### EXERCISE TASK
The required output consists solely of the lines from the line containing "Decode this chart: output" through the end of the records, copied exactly.

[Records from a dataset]
## begin

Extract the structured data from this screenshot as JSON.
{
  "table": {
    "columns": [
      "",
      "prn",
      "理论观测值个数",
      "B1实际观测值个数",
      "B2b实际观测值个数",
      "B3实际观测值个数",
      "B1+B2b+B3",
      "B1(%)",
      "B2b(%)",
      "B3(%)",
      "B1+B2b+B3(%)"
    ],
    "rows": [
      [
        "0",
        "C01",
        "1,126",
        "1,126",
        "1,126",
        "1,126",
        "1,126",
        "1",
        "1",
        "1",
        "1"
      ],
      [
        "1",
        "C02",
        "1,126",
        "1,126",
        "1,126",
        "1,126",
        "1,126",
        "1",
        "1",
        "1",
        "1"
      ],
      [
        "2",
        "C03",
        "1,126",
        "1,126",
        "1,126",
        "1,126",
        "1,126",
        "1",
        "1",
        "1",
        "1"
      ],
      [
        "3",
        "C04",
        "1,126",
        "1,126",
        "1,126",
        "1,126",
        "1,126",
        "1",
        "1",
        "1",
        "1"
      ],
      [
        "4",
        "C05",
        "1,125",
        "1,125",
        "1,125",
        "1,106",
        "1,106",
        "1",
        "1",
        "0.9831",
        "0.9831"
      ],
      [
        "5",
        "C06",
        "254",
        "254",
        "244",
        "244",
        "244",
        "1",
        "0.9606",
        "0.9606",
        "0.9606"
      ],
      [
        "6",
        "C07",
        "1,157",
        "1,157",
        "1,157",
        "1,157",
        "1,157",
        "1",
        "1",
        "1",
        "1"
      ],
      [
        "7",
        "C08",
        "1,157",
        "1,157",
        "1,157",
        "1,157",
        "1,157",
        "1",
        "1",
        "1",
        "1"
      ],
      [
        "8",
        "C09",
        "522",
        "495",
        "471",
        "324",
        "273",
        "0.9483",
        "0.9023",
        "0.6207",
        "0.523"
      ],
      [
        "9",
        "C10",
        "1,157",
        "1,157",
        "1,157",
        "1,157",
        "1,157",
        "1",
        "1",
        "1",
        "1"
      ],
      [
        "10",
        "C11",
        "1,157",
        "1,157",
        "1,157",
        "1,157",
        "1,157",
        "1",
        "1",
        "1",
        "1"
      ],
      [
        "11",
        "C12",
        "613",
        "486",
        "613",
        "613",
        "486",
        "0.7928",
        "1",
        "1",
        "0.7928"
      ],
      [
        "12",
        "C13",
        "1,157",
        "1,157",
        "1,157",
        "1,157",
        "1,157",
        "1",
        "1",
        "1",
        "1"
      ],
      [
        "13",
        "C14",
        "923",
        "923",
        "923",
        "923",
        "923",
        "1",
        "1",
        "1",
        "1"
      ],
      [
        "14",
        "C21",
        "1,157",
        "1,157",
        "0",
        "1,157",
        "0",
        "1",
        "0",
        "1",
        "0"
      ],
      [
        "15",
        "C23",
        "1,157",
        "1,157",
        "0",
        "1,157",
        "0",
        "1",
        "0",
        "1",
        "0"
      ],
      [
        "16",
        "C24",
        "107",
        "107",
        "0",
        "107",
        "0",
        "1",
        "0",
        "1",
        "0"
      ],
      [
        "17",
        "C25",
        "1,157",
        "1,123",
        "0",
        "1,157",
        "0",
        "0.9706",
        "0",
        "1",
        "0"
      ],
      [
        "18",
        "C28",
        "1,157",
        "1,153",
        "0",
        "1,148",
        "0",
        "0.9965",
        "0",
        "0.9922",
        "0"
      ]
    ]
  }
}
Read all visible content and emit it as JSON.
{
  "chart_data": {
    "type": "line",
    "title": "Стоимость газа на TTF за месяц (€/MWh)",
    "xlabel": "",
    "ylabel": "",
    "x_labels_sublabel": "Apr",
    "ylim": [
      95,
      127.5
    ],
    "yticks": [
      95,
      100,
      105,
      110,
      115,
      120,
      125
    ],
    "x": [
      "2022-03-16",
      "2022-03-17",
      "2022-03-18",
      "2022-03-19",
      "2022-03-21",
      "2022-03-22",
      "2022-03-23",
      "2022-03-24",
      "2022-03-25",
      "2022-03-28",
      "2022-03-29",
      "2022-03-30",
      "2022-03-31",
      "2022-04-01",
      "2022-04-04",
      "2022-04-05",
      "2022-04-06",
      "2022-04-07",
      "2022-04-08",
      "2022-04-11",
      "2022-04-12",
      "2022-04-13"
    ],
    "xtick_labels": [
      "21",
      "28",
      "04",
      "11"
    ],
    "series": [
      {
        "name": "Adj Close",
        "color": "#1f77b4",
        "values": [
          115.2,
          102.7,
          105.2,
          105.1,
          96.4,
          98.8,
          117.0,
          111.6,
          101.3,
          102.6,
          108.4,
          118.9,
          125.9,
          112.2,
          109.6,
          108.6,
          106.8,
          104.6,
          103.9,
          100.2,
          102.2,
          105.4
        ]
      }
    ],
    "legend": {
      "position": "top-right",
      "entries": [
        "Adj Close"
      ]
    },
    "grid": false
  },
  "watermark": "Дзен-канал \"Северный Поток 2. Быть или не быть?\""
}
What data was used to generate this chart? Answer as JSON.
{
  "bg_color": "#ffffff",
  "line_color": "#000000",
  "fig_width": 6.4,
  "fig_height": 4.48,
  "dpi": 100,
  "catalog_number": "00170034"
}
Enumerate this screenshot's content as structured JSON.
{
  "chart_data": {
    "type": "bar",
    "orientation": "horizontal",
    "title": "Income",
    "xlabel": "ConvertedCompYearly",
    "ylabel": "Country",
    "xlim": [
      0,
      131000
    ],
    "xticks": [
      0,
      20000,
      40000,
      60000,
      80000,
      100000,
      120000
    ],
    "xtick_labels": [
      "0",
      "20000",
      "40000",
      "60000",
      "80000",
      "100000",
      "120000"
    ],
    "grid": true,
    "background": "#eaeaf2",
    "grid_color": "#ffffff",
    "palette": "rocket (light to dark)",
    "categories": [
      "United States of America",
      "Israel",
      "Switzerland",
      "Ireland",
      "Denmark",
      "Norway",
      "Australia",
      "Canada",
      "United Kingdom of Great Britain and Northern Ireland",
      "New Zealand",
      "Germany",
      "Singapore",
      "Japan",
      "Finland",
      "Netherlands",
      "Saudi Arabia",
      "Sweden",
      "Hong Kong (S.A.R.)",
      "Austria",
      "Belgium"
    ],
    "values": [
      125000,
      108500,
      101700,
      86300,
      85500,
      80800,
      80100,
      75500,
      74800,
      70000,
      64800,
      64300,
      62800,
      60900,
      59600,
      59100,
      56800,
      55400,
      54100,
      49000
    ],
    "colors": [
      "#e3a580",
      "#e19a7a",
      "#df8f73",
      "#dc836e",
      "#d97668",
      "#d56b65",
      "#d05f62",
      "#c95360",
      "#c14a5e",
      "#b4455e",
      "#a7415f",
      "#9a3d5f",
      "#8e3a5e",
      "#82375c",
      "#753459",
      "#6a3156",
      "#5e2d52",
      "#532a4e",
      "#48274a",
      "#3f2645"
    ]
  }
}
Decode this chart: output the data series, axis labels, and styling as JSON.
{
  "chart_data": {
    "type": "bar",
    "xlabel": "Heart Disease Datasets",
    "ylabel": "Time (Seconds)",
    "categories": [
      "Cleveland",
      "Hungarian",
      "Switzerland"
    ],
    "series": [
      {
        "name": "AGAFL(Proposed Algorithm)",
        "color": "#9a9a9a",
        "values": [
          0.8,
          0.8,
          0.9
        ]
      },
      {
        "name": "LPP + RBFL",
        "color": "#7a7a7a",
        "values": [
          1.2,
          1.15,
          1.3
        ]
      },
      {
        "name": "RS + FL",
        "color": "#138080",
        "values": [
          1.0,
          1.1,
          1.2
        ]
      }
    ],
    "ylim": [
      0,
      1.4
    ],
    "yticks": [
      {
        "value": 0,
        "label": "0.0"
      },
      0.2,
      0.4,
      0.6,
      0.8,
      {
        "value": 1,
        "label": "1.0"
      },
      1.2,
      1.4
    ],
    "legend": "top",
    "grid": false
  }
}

## end

### RESPONSE TO THIS EXERCISE
Decode this chart: output the data series, axis labels, and styling as JSON.
{
  "chart_data": {
    "type": "bar",
    "xlabel": "Heart Disease Datasets",
    "ylabel": "Time (Seconds)",
    "categories": [
      "Cleveland",
      "Hungarian",
      "Switzerland"
    ],
    "series": [
      {
        "name": "AGAFL(Proposed Algorithm)",
        "color": "#9a9a9a",
        "values": [
          0.8,
          0.8,
          0.9
        ]
      },
      {
        "name": "LPP + RBFL",
        "color": "#7a7a7a",
        "values": [
          1.2,
          1.15,
          1.3
        ]
      },
      {
        "name": "RS + FL",
        "color": "#138080",
        "values": [
          1.0,
          1.1,
          1.2
        ]
      }
    ],
    "ylim": [
      0,
      1.4
    ],
    "yticks": [
      {
        "value": 0,
        "label": "0.0"
      },
      0.2,
      0.4,
      0.6,
      0.8,
      {
        "value": 1,
        "label": "1.0"
      },
      1.2,
      1.4
    ],
    "legend": "top",
    "grid": false
  }
}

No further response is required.